**Records about charts and figures:**
____________

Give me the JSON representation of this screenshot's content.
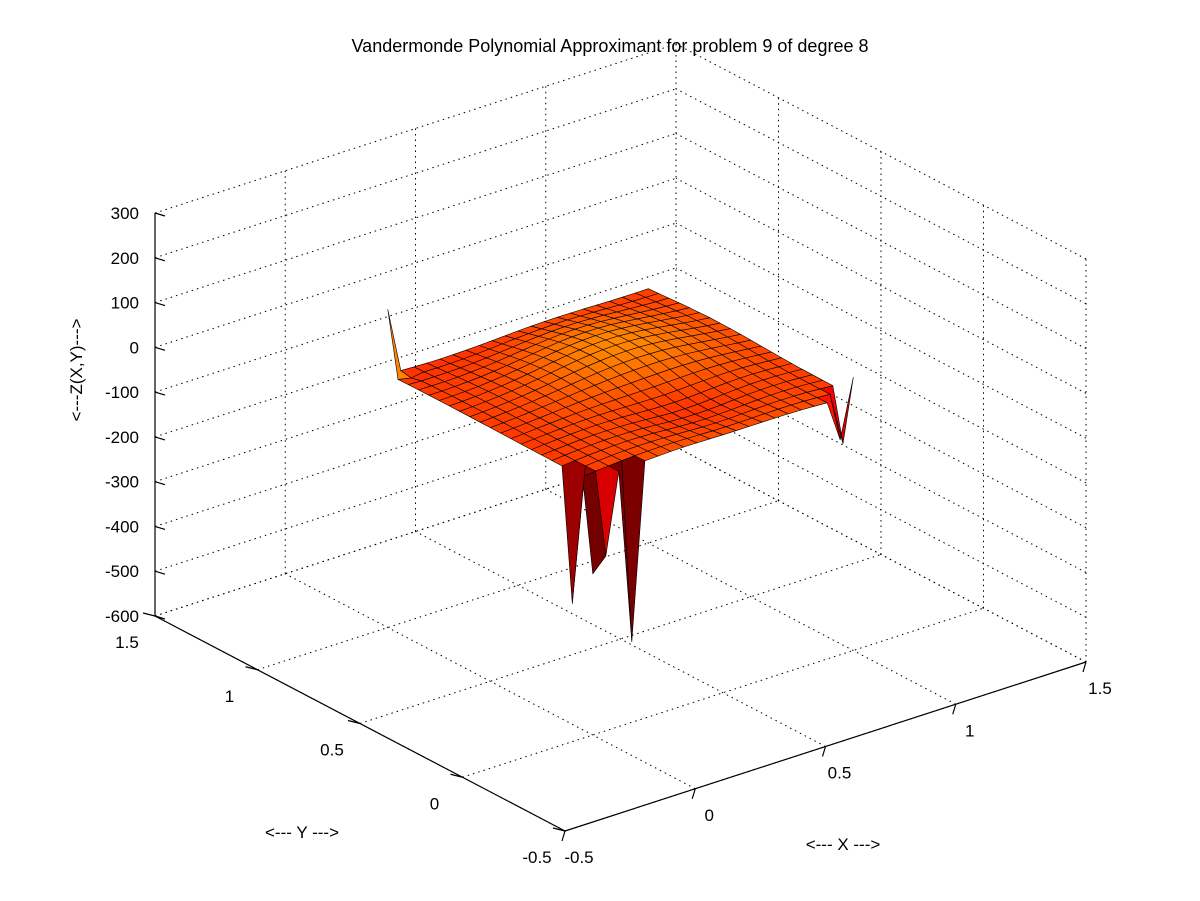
{
  "chart_data": {
    "type": "surface",
    "title": "Vandermonde Polynomial Approximant for problem 9 of degree 8",
    "xlabel": "<--- X --->",
    "ylabel": "<--- Y --->",
    "zlabel": "<---Z(X,Y)--->",
    "xlim": [
      -0.5,
      1.5
    ],
    "ylim": [
      -0.5,
      1.5
    ],
    "zlim": [
      -600,
      300
    ],
    "x_ticks": [
      "-0.5",
      "0",
      "0.5",
      "1",
      "1.5"
    ],
    "y_ticks": [
      "-0.5",
      "0",
      "0.5",
      "1",
      "1.5"
    ],
    "z_ticks": [
      "-600",
      "-500",
      "-400",
      "-300",
      "-200",
      "-100",
      "0",
      "100",
      "200",
      "300"
    ],
    "surface_x_range": [
      0,
      1
    ],
    "surface_y_range": [
      0,
      1
    ],
    "surface_grid_points": 21,
    "surface_z_range": [
      -420,
      120
    ],
    "colormap": "hot",
    "grid": true,
    "view": "3d-default"
  }
}
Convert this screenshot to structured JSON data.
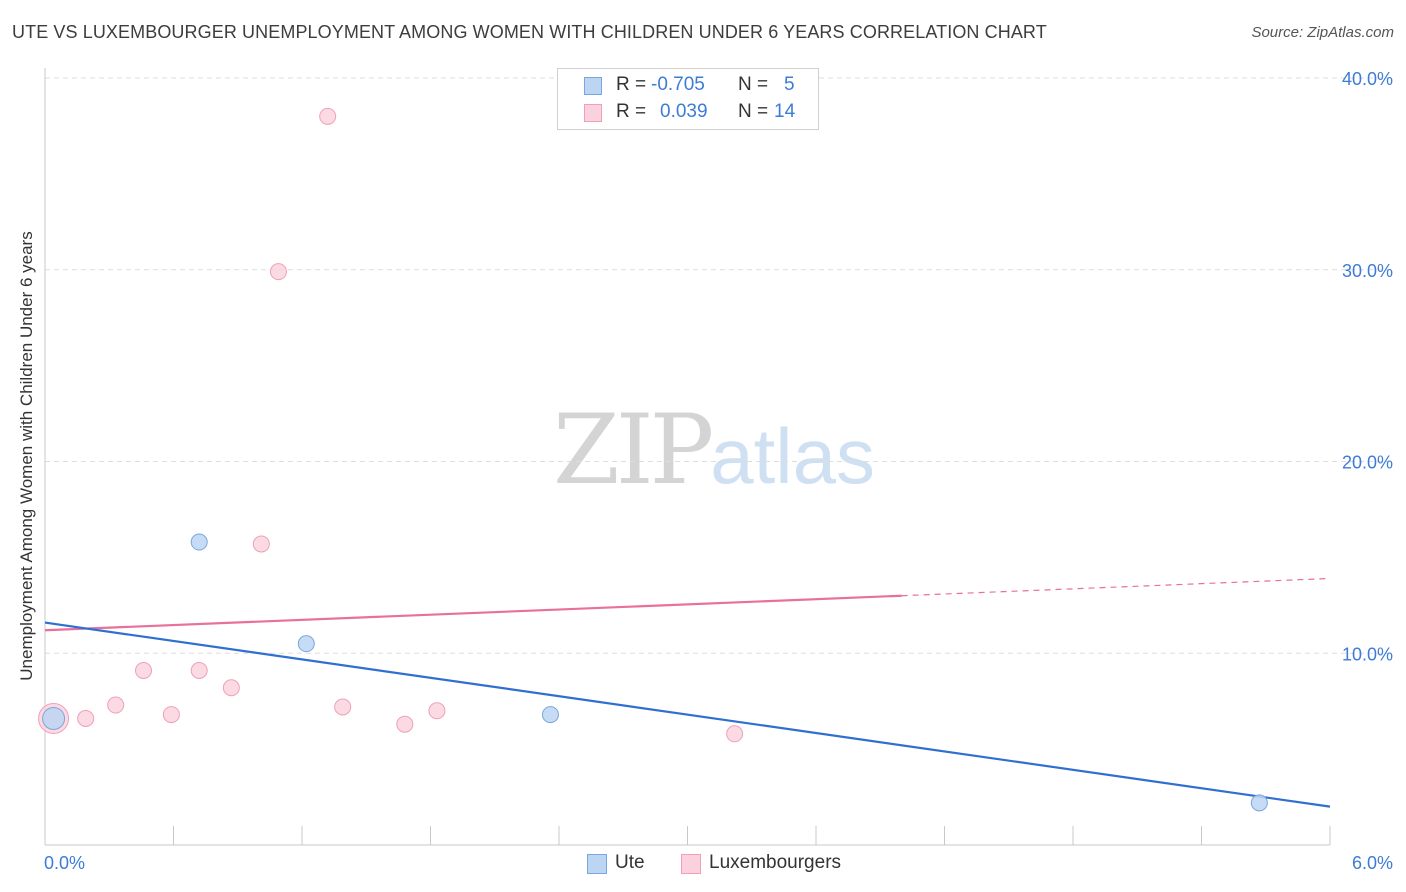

____________

**YOUR GOAL:**
Copy out the lines in which the string "this" appears.

**COMPLETE RESPONSE:**
Give me the JSON representation of this screenshot's content.
Convert this screenshot to structured JSON data.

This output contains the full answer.